(Data excerpts)
## Start

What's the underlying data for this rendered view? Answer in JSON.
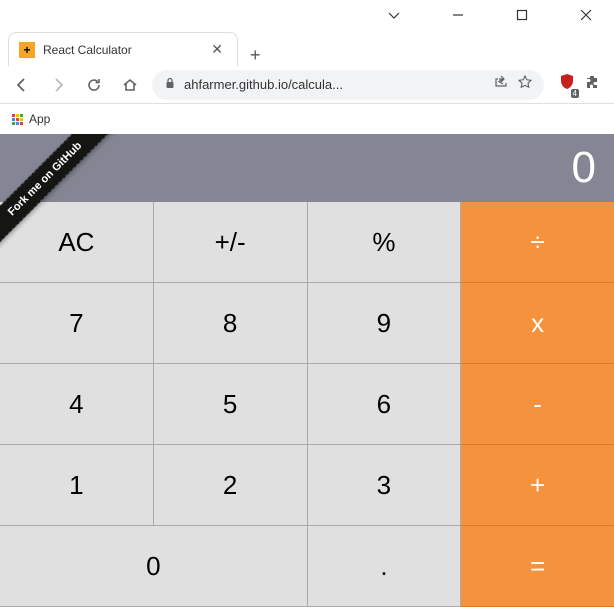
{
  "browser": {
    "tab_title": "React Calculator",
    "favicon_glyph": "+",
    "url_display": "ahfarmer.github.io/calcula...",
    "bookmarks_app_label": "App",
    "shield_badge": "4"
  },
  "calculator": {
    "display_value": "0",
    "github_ribbon": "Fork me on GitHub",
    "buttons": {
      "ac": "AC",
      "sign": "+/-",
      "percent": "%",
      "divide": "÷",
      "seven": "7",
      "eight": "8",
      "nine": "9",
      "multiply": "x",
      "four": "4",
      "five": "5",
      "six": "6",
      "subtract": "-",
      "one": "1",
      "two": "2",
      "three": "3",
      "add": "+",
      "zero": "0",
      "decimal": ".",
      "equals": "="
    }
  }
}
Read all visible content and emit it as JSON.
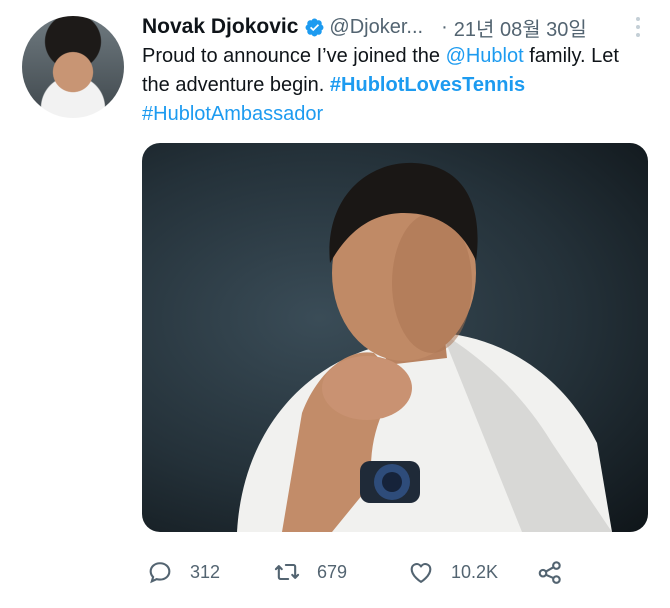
{
  "tweet": {
    "author_name": "Novak Djokovic",
    "handle": "@Djoker...",
    "separator": "·",
    "timestamp": "21년 08월 30일",
    "text_part1": "Proud to announce I’ve joined the ",
    "mention": "@Hublot",
    "text_part2": " family. Let the adventure begin. ",
    "hashtag1": "#HublotLovesTennis",
    "hashtag2": "#HublotAmbassador"
  },
  "actions": {
    "replies": "312",
    "retweets": "679",
    "likes": "10.2K"
  },
  "icons": {
    "reply": "speech-bubble-icon",
    "retweet": "retweet-icon",
    "like": "heart-icon",
    "share": "share-icon",
    "more": "more-vertical-icon",
    "verified": "verified-badge-icon"
  },
  "colors": {
    "accent": "#1d9bf0",
    "secondary_text": "#536471",
    "primary_text": "#0f1419"
  }
}
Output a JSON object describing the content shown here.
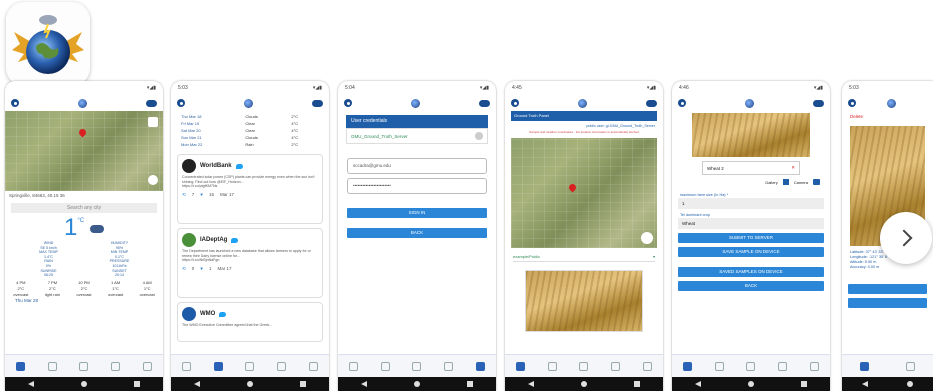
{
  "status_bar": {
    "phone1_time": "",
    "phone2_time": "5:03",
    "phone3_time": "5:04",
    "phone4_time": "4:45",
    "phone5_time": "4:46",
    "phone6_time": "5:03"
  },
  "phone1": {
    "location_line": "Springville, 84663, 40.15 36",
    "search_placeholder": "Search any city",
    "temperature": "1",
    "temp_unit": "°C",
    "stats": [
      {
        "label": "WIND",
        "value": "SE 5 km/h"
      },
      {
        "label": "HUMIDITY",
        "value": "95%"
      },
      {
        "label": "MAX TEMP",
        "value": "1.4°C"
      },
      {
        "label": "MIN TEMP",
        "value": "0.1°C"
      },
      {
        "label": "RAIN",
        "value": "0%"
      },
      {
        "label": "PRESSURE",
        "value": "1011hPa"
      },
      {
        "label": "SUNRISE",
        "value": "06:25"
      },
      {
        "label": "SUNSET",
        "value": "20:14"
      }
    ],
    "hours": [
      "4 PM",
      "7 PM",
      "10 PM",
      "1 AM",
      "4 AM"
    ],
    "hour_temps": [
      "2°C",
      "2°C",
      "2°C",
      "1°C",
      "1°C"
    ],
    "hour_cond": [
      "overcast",
      "light rain",
      "overcast",
      "overcast",
      "overcast"
    ],
    "forecast_day": "Thu Mar 28"
  },
  "phone2": {
    "forecast": [
      {
        "day": "Thu Mar 18",
        "cond": "Clouds",
        "temp": "2°C"
      },
      {
        "day": "Fri Mar 19",
        "cond": "Clear",
        "temp": "4°C"
      },
      {
        "day": "Sat Mar 20",
        "cond": "Clear",
        "temp": "4°C"
      },
      {
        "day": "Sun Mar 21",
        "cond": "Clouds",
        "temp": "4°C"
      },
      {
        "day": "Mon Mar 22",
        "cond": "Rain",
        "temp": "2°C"
      }
    ],
    "tweets": [
      {
        "author": "WorldBank",
        "text": "Concentrated solar power (CSP) plants can provide energy even when the sun isn't shining. Find out how @EIF_Horizon...",
        "link": "https://t.co/ptgfKM7Ns",
        "retweets": "7",
        "likes": "16",
        "date": "Mar 17"
      },
      {
        "author": "IADeptAg",
        "text": "The Department has launched a new database that allows farmers to apply for or renew their Dairy license online for...",
        "link": "https://t.co/NrBjnNaFgn",
        "retweets": "0",
        "likes": "1",
        "date": "Mar 17"
      },
      {
        "author": "WMO",
        "text": "The WMO Executive Committee agreed that the Greek...",
        "link": "",
        "retweets": "",
        "likes": "",
        "date": ""
      }
    ]
  },
  "phone3": {
    "header": "User credentials",
    "server": "GMU_Ground_Truth_Server",
    "email": "sccadra@gmu.edu",
    "password_mask": "••••••••••••••••••••••••",
    "sign_in": "SIGN IN",
    "back": "BACK"
  },
  "phone4": {
    "header": "Ground Truth Panel",
    "public_user": "public user: gi-GMU_Ground_Truth_Server",
    "notice": "Sample and weather coordinates · the location information is automatically fetched",
    "mode": "example/Public"
  },
  "phone5": {
    "crop": "Wheat 2",
    "gallery": "Gallery",
    "camera": "Camera",
    "size_label": "maximum farm size (In Ha) *",
    "size_value": "1",
    "crop_label": "Tel dominant crop",
    "crop_value": "Wheat",
    "submit": "SUBMIT TO SERVER",
    "save": "SAVE SAMPLE ON DEVICE",
    "saved": "SAVED SAMPLES ON DEVICE",
    "back": "BACK"
  },
  "phone6": {
    "delete": "Delete",
    "lat": "Latitude: 37° 43' 33\" N",
    "lon": "Longitude: -121° 35' 8\"",
    "alt": "Altitude: 5.00 m",
    "acc": "Accuracy: 0.00 m"
  },
  "colors": {
    "accent": "#2b86d8",
    "brand": "#1a4d8f",
    "pin": "#d82020"
  }
}
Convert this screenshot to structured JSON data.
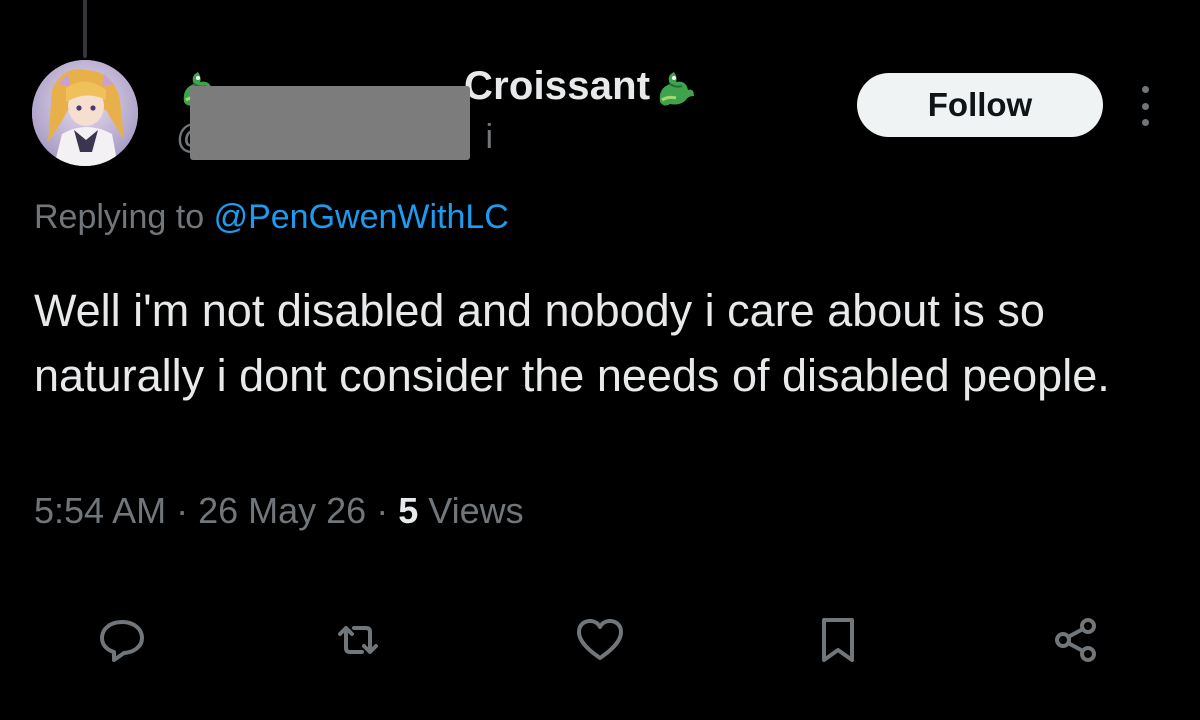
{
  "author": {
    "display_name": "Croissant",
    "handle_visible": "@",
    "handle_tail": "i",
    "badge_icons": [
      "dragon-icon",
      "dragon-icon"
    ],
    "avatar": "anime-avatar"
  },
  "follow_label": "Follow",
  "reply_context": {
    "prefix": "Replying to",
    "mention": "@PenGwenWithLC"
  },
  "tweet_text": "Well i'm not disabled and nobody i care about is so naturally i dont consider the needs of disabled people.",
  "meta": {
    "time": "5:54 AM",
    "sep1": " · ",
    "date": "26 May 26",
    "sep2": " · ",
    "views_count": "5",
    "views_label": " Views"
  },
  "actions": [
    {
      "name": "reply",
      "icon": "reply-icon"
    },
    {
      "name": "retweet",
      "icon": "retweet-icon"
    },
    {
      "name": "like",
      "icon": "heart-icon"
    },
    {
      "name": "bookmark",
      "icon": "bookmark-icon"
    },
    {
      "name": "share",
      "icon": "share-icon"
    }
  ],
  "colors": {
    "background": "#000000",
    "text": "#e7e9ea",
    "secondary": "#71767b",
    "link": "#1d9bf0",
    "follow_bg": "#eff3f4",
    "redaction": "#7c7c7c"
  }
}
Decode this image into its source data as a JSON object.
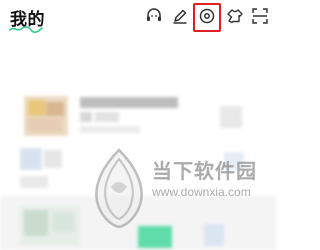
{
  "header": {
    "title": "我的",
    "icons": [
      "headset-icon",
      "edit-icon",
      "settings-icon",
      "theme-icon",
      "scan-icon"
    ],
    "highlight_color": "#e02020"
  },
  "watermark": {
    "cn_text": "当下软件园",
    "url_text": "www.downxia.com"
  }
}
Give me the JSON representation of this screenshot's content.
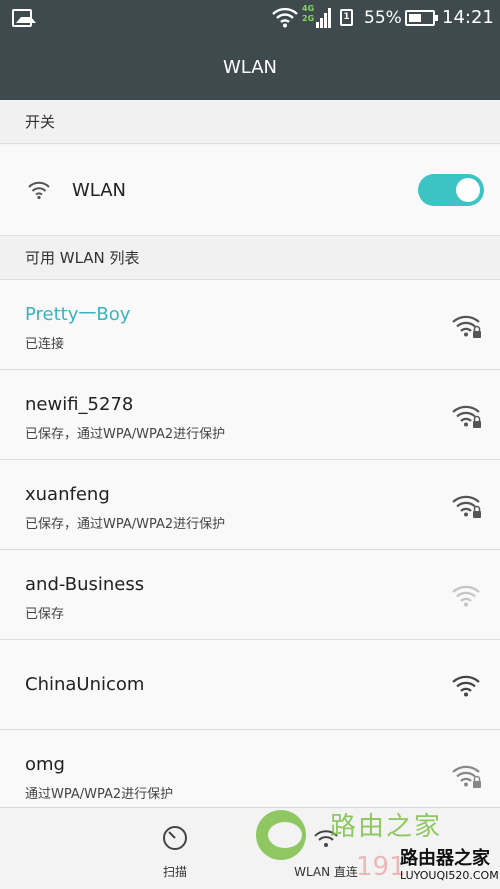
{
  "status_bar": {
    "network_badge_top": "4G",
    "network_badge_bottom": "2G",
    "battery_level": 0.55,
    "battery_text": "55%",
    "time": "14:21"
  },
  "title_bar": {
    "title": "WLAN"
  },
  "switch_section": {
    "header": "开关",
    "label": "WLAN",
    "enabled": true,
    "accent_color": "#3cc3c4"
  },
  "networks_section": {
    "header": "可用 WLAN 列表",
    "networks": [
      {
        "name": "Pretty一Boy",
        "status": "已连接",
        "connected": true
      },
      {
        "name": "newifi_5278",
        "status": "已保存，通过WPA/WPA2进行保护"
      },
      {
        "name": "xuanfeng",
        "status": "已保存，通过WPA/WPA2进行保护"
      },
      {
        "name": "and-Business",
        "status": "已保存"
      },
      {
        "name": "ChinaUnicom",
        "status": ""
      },
      {
        "name": "omg",
        "status": "通过WPA/WPA2进行保护"
      }
    ]
  },
  "bottom_bar": {
    "scan_label": "扫描",
    "direct_label": "WLAN 直连"
  },
  "watermark": {
    "brand": "路由之家",
    "number": "191",
    "tag": "路由器之家",
    "url": "LUYOUQI520.COM"
  },
  "colors": {
    "header_bg": "#3f4a4f",
    "connected_text": "#38b4be"
  }
}
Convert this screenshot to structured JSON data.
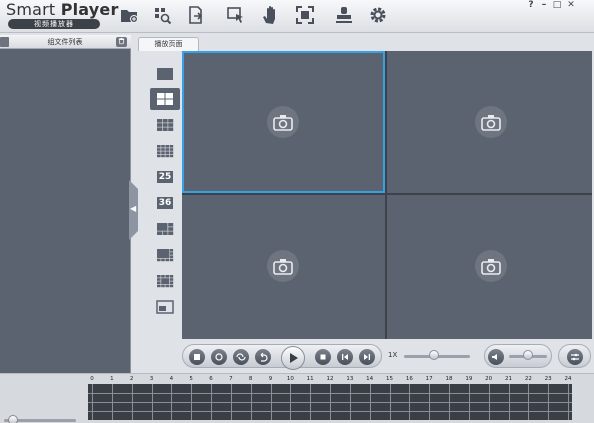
{
  "app": {
    "title_light": "Smart ",
    "title_bold": "Player",
    "subtitle": "视频播放器"
  },
  "toolbar": {
    "buttons": [
      {
        "name": "open-folder",
        "icon": "folder-plus-icon"
      },
      {
        "name": "search-files",
        "icon": "file-search-icon"
      },
      {
        "name": "export-file",
        "icon": "file-export-icon"
      },
      {
        "name": "select-region",
        "icon": "cursor-select-icon"
      },
      {
        "name": "pan-hand",
        "icon": "hand-icon"
      },
      {
        "name": "fullscreen",
        "icon": "fullscreen-icon"
      },
      {
        "name": "stamp",
        "icon": "stamp-icon"
      },
      {
        "name": "settings",
        "icon": "gear-icon"
      }
    ]
  },
  "window": {
    "help": "?",
    "minimize": "–",
    "maximize": "□",
    "close": "✕"
  },
  "left_panel": {
    "title": "组文件列表"
  },
  "tabs": [
    {
      "label": "播放页面"
    }
  ],
  "layouts": [
    {
      "label": "1",
      "active": false
    },
    {
      "label": "4",
      "active": true
    },
    {
      "label": "9",
      "active": false
    },
    {
      "label": "16",
      "active": false
    },
    {
      "label": "25",
      "active": false
    },
    {
      "label": "36",
      "active": false
    },
    {
      "label": "6",
      "active": false
    },
    {
      "label": "8",
      "active": false
    },
    {
      "label": "13",
      "active": false
    },
    {
      "label": "PiP",
      "active": false
    }
  ],
  "controls": {
    "speed": "1X",
    "volume_level": 0.5,
    "speed_level": 0.45
  },
  "timeline": {
    "hours": [
      "0",
      "1",
      "2",
      "3",
      "4",
      "5",
      "6",
      "7",
      "8",
      "9",
      "10",
      "11",
      "12",
      "13",
      "14",
      "15",
      "16",
      "17",
      "18",
      "19",
      "20",
      "21",
      "22",
      "23",
      "24"
    ]
  },
  "colors": {
    "accent_selection": "#3aa0e6",
    "video_bg": "#5b6270"
  }
}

## End

## EXERCISE DIRECTIONS
Say how many lines include the word "link"; reply with the number alone.

## OUTPUT OF THE EXERCISE
4